Transcript data for document pages:
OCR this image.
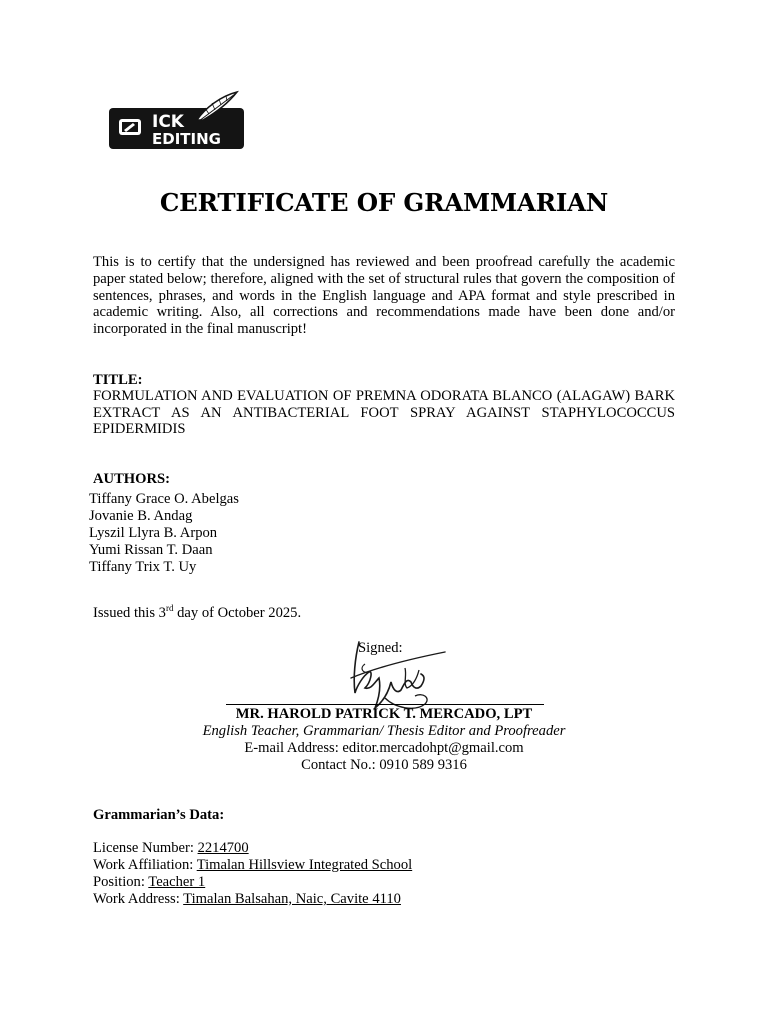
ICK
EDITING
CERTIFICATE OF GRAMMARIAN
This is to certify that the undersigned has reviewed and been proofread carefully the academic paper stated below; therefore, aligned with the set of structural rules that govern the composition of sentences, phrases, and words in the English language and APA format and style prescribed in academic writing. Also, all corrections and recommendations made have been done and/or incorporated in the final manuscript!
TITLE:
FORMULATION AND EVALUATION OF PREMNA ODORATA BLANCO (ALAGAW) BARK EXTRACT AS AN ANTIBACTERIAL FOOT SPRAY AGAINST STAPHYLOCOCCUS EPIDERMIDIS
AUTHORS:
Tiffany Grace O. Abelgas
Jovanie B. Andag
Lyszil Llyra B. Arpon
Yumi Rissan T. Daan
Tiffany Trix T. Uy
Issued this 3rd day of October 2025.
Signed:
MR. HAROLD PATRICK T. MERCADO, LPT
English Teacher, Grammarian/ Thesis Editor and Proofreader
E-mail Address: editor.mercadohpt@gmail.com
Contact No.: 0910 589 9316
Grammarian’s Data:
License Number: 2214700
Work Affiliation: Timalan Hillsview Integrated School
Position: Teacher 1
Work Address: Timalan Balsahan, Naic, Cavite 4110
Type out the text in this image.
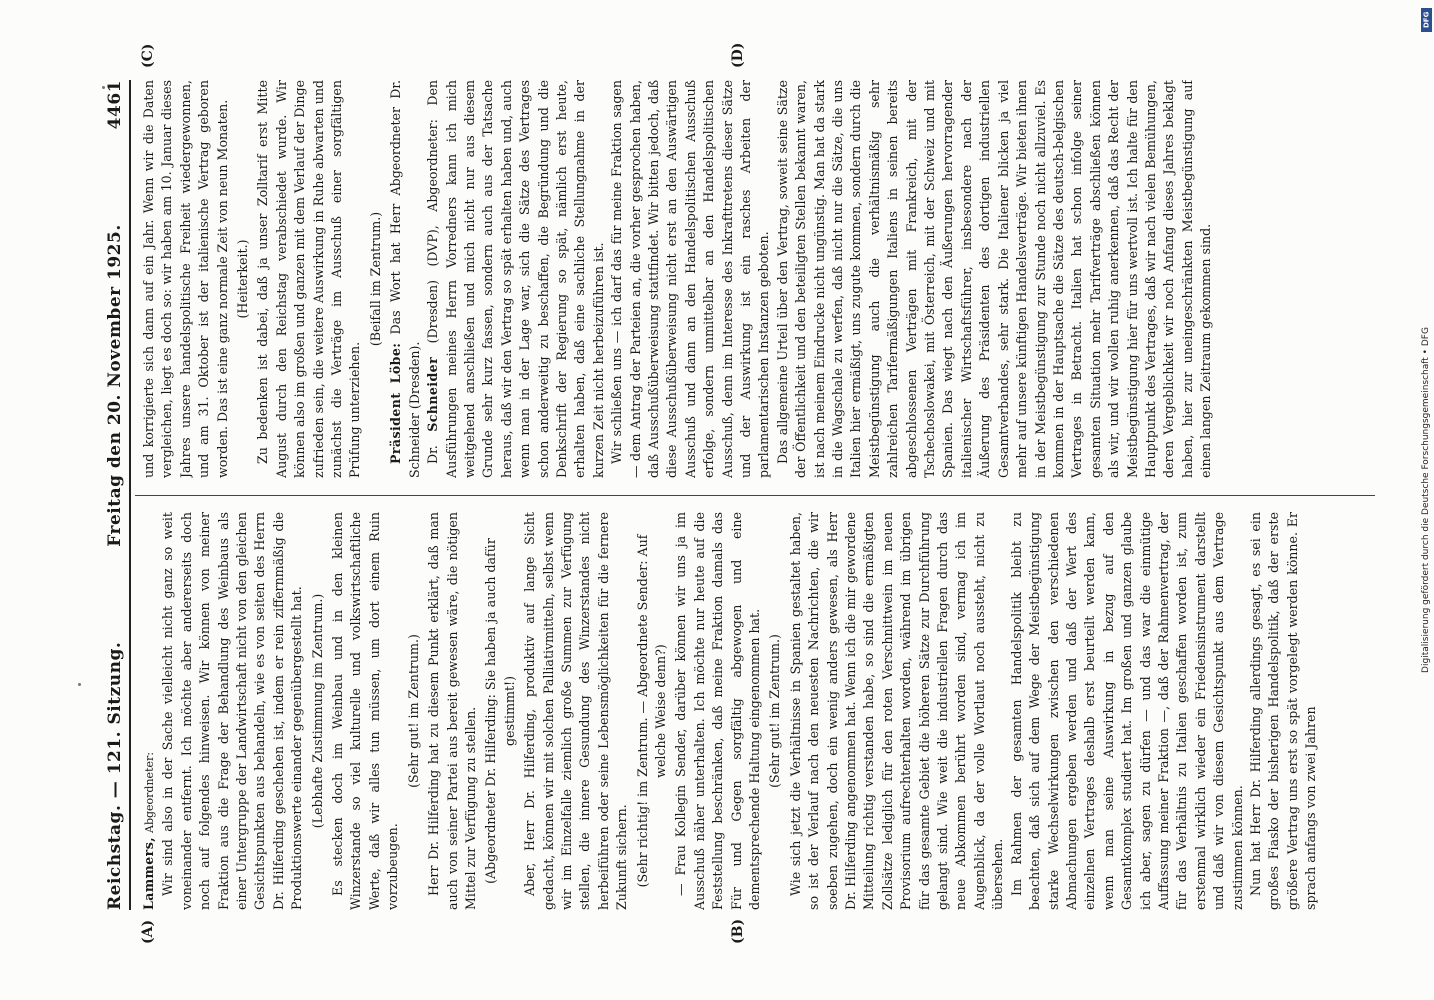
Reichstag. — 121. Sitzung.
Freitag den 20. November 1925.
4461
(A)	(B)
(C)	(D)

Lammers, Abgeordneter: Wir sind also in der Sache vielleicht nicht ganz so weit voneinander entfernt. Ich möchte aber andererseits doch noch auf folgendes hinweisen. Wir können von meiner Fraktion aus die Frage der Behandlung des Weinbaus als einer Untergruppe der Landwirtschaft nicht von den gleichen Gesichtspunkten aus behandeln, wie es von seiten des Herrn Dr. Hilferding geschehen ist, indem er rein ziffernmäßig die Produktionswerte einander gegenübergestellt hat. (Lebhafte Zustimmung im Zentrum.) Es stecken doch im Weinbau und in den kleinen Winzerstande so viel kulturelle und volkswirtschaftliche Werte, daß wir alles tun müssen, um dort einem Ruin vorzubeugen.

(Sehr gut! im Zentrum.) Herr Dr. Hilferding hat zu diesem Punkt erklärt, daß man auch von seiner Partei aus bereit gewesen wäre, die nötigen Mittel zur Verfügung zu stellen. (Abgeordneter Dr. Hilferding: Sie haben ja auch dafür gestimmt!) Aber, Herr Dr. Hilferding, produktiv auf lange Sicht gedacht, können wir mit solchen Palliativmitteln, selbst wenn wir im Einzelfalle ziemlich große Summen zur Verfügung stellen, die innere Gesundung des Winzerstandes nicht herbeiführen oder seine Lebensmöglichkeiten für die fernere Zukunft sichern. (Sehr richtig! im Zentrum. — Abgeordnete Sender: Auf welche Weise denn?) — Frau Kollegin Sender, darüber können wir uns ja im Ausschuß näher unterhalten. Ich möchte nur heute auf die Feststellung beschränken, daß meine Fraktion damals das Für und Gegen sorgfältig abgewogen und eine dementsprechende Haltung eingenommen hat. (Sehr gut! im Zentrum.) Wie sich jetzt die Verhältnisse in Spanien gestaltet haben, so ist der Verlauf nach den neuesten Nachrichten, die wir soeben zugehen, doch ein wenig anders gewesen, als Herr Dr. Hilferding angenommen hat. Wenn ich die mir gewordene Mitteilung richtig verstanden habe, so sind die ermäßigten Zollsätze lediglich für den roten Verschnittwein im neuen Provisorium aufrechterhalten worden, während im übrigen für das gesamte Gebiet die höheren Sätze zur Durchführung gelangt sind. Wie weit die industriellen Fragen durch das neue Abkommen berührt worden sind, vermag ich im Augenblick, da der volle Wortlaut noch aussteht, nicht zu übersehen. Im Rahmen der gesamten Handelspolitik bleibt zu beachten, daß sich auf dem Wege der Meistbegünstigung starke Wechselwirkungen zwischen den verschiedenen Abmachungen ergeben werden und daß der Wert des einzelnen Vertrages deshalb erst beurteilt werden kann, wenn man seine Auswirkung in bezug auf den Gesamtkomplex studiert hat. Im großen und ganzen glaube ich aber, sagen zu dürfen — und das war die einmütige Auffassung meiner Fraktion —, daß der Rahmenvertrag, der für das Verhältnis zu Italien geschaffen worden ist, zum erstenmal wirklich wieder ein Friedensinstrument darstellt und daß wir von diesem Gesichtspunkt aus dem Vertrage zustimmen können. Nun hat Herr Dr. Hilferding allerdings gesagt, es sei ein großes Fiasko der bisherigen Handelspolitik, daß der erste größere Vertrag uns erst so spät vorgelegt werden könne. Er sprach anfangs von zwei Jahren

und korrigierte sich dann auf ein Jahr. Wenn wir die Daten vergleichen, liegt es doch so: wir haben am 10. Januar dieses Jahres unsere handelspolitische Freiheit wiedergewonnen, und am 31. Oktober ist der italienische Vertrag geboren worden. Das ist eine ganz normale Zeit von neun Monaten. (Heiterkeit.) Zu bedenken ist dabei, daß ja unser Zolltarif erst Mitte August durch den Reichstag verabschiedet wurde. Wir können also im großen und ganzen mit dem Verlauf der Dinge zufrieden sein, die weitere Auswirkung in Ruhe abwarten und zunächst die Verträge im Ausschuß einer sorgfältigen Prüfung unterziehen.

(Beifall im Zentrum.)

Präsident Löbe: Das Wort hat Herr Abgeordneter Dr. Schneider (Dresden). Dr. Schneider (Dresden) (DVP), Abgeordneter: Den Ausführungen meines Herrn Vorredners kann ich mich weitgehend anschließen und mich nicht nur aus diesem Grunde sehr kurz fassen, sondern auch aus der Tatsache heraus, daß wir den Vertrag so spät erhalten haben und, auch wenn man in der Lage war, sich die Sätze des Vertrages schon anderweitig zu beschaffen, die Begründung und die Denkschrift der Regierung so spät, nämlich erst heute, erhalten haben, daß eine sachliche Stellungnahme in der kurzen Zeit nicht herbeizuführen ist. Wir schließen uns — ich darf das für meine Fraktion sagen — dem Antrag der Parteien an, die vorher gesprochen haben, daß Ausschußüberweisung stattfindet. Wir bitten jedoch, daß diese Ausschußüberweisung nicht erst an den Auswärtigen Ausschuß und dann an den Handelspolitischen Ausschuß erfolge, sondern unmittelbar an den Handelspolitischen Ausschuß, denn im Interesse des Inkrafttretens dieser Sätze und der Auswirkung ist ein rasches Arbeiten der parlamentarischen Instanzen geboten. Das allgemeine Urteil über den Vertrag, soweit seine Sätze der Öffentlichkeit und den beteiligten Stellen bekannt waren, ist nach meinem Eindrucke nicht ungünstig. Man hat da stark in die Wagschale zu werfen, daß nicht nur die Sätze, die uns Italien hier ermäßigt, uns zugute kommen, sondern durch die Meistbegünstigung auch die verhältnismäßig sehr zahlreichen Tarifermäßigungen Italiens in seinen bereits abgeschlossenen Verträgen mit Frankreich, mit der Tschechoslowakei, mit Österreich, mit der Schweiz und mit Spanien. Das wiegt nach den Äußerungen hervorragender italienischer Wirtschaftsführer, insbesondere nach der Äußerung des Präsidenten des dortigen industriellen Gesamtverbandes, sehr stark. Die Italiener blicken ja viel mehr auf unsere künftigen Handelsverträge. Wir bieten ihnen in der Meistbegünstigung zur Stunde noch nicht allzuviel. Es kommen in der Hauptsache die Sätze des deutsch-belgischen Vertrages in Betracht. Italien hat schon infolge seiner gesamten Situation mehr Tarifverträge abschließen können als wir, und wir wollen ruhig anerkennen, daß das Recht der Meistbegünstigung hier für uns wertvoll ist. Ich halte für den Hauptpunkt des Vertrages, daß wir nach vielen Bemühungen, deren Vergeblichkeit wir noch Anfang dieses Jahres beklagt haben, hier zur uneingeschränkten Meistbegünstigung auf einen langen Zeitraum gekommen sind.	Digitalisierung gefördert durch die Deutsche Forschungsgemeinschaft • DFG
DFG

* What you need to do:
Return each line of the entries that holds the string "Work".

* Response:
Work Affiliation: Timalan Hillsview Integrated School
Work Address: Timalan Balsahan, Naic, Cavite 4110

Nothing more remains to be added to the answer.